**Excerpted data:**
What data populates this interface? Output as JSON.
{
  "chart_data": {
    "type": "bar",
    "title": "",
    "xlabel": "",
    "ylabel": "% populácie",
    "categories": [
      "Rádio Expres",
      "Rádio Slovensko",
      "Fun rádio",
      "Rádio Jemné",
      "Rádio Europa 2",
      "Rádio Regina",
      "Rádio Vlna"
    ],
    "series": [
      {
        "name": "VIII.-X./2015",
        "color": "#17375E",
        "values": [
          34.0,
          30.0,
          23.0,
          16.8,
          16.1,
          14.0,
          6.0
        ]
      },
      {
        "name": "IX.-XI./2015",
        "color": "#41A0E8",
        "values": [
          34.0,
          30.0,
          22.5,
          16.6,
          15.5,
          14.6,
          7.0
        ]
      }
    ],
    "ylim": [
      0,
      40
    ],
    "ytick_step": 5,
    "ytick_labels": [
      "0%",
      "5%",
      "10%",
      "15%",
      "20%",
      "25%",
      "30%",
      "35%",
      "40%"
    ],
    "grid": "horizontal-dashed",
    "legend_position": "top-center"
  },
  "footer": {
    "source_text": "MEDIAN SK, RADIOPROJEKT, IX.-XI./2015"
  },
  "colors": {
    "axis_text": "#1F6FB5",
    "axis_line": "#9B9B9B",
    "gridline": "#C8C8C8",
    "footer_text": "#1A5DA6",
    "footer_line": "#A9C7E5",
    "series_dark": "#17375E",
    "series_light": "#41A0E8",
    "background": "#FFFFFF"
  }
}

**What the exercise asks:**
Using the exact wording, write out all of the records.

**Task response:**
What data populates this interface? Output as JSON.
{
  "chart_data": {
    "type": "bar",
    "title": "",
    "xlabel": "",
    "ylabel": "% populácie",
    "categories": [
      "Rádio Expres",
      "Rádio Slovensko",
      "Fun rádio",
      "Rádio Jemné",
      "Rádio Europa 2",
      "Rádio Regina",
      "Rádio Vlna"
    ],
    "series": [
      {
        "name": "VIII.-X./2015",
        "color": "#17375E",
        "values": [
          34.0,
          30.0,
          23.0,
          16.8,
          16.1,
          14.0,
          6.0
        ]
      },
      {
        "name": "IX.-XI./2015",
        "color": "#41A0E8",
        "values": [
          34.0,
          30.0,
          22.5,
          16.6,
          15.5,
          14.6,
          7.0
        ]
      }
    ],
    "ylim": [
      0,
      40
    ],
    "ytick_step": 5,
    "ytick_labels": [
      "0%",
      "5%",
      "10%",
      "15%",
      "20%",
      "25%",
      "30%",
      "35%",
      "40%"
    ],
    "grid": "horizontal-dashed",
    "legend_position": "top-center"
  },
  "footer": {
    "source_text": "MEDIAN SK, RADIOPROJEKT, IX.-XI./2015"
  },
  "colors": {
    "axis_text": "#1F6FB5",
    "axis_line": "#9B9B9B",
    "gridline": "#C8C8C8",
    "footer_text": "#1A5DA6",
    "footer_line": "#A9C7E5",
    "series_dark": "#17375E",
    "series_light": "#41A0E8",
    "background": "#FFFFFF"
  }
}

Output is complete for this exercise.